- _Deine Aufgabe_
Gib die Zeilen des folgenden Materials wortgetreu wieder, beginnend mit der Zeile, die „- chevron-down-icon: [1595, 679, 1613, 690]“ enthält, und endend mit der Zeile, die „- template-description: Creates“ enthält. Beide Zeilen gehören dazu.

- _Einträge des Datensatzes_
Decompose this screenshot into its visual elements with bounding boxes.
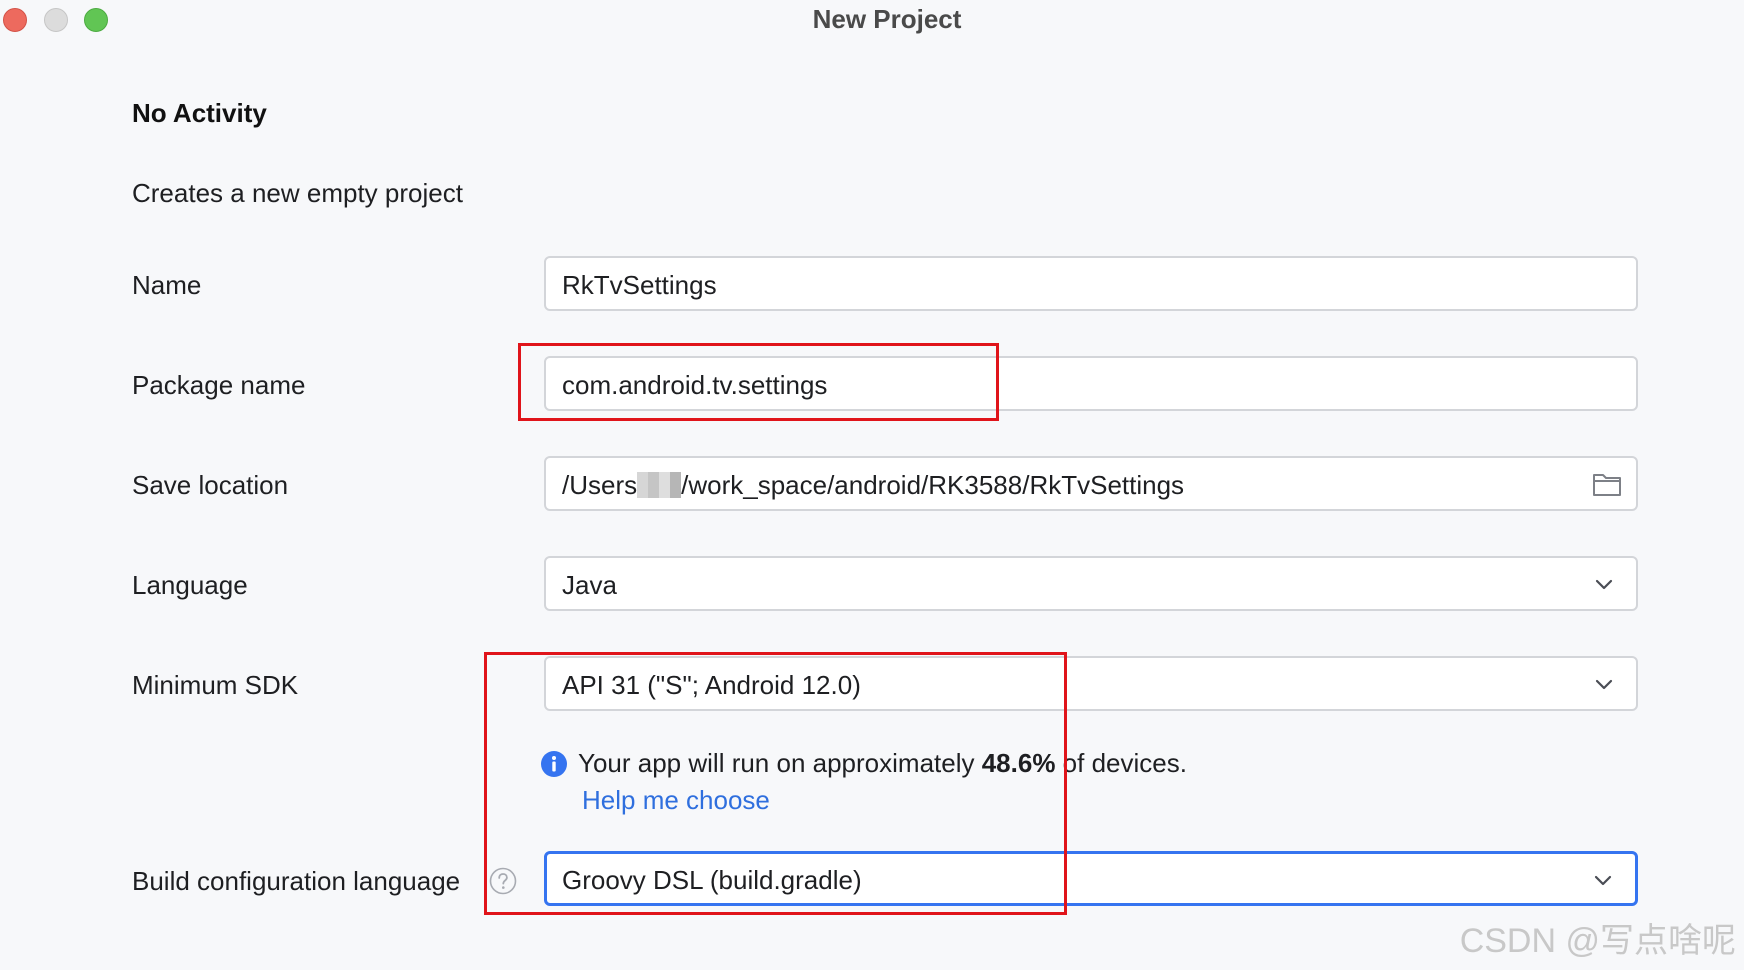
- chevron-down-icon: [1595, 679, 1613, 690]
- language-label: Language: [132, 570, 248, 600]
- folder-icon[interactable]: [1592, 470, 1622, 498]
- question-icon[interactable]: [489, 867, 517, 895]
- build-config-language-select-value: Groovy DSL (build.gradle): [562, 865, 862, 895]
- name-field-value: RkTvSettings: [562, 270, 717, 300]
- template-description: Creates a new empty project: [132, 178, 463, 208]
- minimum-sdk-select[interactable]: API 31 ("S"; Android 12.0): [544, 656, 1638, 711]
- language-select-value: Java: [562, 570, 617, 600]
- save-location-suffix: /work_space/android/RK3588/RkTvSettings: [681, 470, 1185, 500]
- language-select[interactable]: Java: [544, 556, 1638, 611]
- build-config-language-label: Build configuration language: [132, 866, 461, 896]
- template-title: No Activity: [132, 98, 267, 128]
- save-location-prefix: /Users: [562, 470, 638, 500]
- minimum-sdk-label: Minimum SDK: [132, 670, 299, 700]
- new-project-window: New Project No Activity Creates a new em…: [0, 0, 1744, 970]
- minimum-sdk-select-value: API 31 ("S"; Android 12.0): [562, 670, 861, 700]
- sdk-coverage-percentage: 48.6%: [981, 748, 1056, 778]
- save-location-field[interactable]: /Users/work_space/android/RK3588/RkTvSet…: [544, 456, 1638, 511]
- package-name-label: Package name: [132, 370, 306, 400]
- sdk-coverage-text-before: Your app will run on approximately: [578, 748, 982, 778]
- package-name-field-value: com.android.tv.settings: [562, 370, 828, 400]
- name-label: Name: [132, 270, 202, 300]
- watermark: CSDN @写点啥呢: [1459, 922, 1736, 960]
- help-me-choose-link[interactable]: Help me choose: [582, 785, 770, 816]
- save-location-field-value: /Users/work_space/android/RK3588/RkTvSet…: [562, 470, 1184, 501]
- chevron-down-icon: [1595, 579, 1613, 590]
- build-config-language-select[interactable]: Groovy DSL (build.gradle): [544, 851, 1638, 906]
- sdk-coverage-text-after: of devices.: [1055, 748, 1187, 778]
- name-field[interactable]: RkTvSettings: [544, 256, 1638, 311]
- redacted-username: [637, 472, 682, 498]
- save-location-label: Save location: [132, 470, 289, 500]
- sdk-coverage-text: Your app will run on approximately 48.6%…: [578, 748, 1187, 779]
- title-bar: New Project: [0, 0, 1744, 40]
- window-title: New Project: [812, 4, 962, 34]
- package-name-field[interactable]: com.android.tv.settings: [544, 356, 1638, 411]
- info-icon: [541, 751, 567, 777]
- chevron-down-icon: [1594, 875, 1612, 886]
...
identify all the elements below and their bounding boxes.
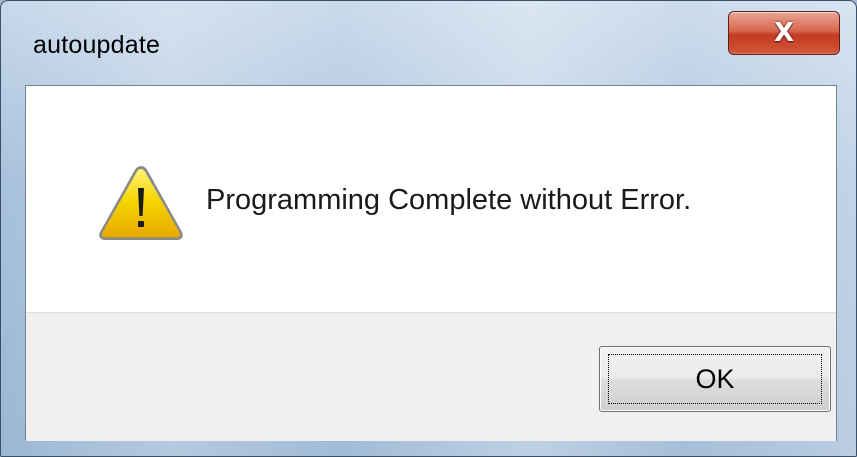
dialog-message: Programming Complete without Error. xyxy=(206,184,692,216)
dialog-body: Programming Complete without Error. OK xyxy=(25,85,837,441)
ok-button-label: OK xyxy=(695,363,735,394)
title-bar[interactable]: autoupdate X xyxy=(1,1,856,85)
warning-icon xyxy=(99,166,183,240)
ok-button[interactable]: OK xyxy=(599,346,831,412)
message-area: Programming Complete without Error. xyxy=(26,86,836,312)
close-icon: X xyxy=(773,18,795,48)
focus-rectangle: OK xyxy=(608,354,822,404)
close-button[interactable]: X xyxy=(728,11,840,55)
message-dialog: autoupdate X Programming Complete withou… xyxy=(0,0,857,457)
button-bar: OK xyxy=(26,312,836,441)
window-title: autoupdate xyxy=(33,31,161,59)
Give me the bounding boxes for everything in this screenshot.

- _Vollständige Lösung_
- chevron-down-icon: [1595, 679, 1613, 690]
- language-label: Language: [132, 570, 248, 600]
- folder-icon[interactable]: [1592, 470, 1622, 498]
- question-icon[interactable]: [489, 867, 517, 895]
- build-config-language-select-value: Groovy DSL (build.gradle): [562, 865, 862, 895]
- name-field-value: RkTvSettings: [562, 270, 717, 300]
- template-description: Creates a new empty project: [132, 178, 463, 208]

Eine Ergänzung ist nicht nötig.